----- Records to process -----
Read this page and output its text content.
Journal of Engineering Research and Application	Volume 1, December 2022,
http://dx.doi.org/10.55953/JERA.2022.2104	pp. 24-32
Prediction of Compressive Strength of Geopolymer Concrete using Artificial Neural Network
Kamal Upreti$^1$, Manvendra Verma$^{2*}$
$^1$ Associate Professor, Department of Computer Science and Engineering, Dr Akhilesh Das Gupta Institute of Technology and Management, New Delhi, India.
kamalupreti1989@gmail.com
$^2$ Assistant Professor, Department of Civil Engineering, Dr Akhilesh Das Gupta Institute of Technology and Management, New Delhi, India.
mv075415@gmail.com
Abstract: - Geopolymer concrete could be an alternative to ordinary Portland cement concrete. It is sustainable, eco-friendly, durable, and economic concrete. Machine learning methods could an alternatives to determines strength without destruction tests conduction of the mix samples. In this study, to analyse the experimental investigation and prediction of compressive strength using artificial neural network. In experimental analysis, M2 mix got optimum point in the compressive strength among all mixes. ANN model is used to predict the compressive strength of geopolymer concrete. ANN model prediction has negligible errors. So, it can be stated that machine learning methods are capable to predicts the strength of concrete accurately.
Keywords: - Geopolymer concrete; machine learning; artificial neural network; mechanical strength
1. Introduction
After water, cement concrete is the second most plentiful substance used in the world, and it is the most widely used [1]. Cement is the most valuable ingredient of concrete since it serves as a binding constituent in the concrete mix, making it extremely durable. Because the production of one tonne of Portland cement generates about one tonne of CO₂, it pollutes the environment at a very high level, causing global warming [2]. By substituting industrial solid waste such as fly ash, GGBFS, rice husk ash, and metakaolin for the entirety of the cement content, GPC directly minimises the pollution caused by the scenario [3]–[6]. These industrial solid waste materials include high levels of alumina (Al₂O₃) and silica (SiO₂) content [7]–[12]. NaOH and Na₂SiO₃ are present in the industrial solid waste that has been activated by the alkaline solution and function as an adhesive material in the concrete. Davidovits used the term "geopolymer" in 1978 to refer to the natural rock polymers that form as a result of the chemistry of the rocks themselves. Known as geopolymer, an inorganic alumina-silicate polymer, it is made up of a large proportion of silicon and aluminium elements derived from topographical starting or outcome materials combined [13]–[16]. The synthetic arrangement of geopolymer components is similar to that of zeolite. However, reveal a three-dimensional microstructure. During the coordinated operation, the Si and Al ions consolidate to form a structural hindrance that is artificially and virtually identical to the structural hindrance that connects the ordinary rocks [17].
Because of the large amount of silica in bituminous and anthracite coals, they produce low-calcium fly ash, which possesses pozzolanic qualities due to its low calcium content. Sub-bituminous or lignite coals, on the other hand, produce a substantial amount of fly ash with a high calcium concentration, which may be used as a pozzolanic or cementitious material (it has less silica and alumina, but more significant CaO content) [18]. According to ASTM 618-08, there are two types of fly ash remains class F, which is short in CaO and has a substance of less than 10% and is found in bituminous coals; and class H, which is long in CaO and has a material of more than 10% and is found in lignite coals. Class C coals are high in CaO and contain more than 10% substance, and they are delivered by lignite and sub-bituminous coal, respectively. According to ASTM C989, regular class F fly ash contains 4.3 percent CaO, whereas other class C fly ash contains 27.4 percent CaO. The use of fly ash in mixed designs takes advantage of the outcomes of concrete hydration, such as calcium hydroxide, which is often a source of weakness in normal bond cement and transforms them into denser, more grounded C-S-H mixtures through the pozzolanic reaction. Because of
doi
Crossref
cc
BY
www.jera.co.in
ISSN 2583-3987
-----
----- Records to process -----
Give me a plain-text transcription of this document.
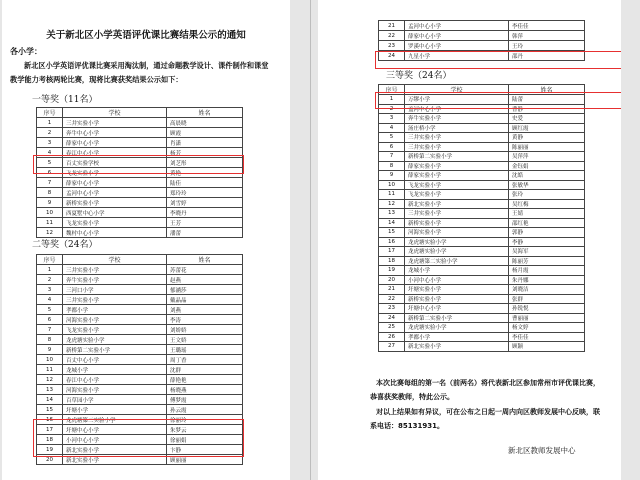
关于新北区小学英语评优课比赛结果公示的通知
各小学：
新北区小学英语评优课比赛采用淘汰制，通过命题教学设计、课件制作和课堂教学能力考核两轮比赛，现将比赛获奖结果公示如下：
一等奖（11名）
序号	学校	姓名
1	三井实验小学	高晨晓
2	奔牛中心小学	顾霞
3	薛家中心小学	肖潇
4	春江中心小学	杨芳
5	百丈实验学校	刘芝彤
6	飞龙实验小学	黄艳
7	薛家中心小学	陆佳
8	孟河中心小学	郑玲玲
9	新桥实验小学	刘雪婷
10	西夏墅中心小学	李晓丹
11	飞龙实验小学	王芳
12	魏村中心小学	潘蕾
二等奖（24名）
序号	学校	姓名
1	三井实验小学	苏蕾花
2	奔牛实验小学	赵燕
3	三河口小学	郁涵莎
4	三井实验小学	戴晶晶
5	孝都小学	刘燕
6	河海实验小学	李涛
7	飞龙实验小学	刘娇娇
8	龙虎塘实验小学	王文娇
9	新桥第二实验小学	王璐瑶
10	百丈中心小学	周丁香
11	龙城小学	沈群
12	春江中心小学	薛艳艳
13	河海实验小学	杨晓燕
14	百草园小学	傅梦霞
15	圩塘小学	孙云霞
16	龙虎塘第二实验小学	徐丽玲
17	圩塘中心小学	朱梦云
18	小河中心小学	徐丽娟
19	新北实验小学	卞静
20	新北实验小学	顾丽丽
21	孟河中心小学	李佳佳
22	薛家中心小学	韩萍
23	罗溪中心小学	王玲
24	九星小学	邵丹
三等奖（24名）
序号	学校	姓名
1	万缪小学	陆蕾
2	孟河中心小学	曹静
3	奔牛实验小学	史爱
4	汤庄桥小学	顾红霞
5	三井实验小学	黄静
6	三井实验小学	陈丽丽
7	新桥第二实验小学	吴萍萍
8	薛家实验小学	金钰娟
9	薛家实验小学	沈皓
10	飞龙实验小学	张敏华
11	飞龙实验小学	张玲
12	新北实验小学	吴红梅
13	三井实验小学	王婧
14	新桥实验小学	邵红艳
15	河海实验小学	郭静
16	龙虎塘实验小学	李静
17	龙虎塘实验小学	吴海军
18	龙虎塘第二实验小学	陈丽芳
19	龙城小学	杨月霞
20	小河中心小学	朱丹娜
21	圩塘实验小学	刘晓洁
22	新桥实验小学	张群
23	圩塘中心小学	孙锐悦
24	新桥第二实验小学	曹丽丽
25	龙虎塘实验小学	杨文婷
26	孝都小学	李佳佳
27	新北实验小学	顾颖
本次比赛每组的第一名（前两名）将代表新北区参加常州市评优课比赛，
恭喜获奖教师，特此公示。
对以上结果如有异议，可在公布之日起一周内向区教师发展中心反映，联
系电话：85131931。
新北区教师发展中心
-----
Task instructions — Report how many lines of the listing above include the word "三井实验小学". Say nothing but the number.

Task result — 6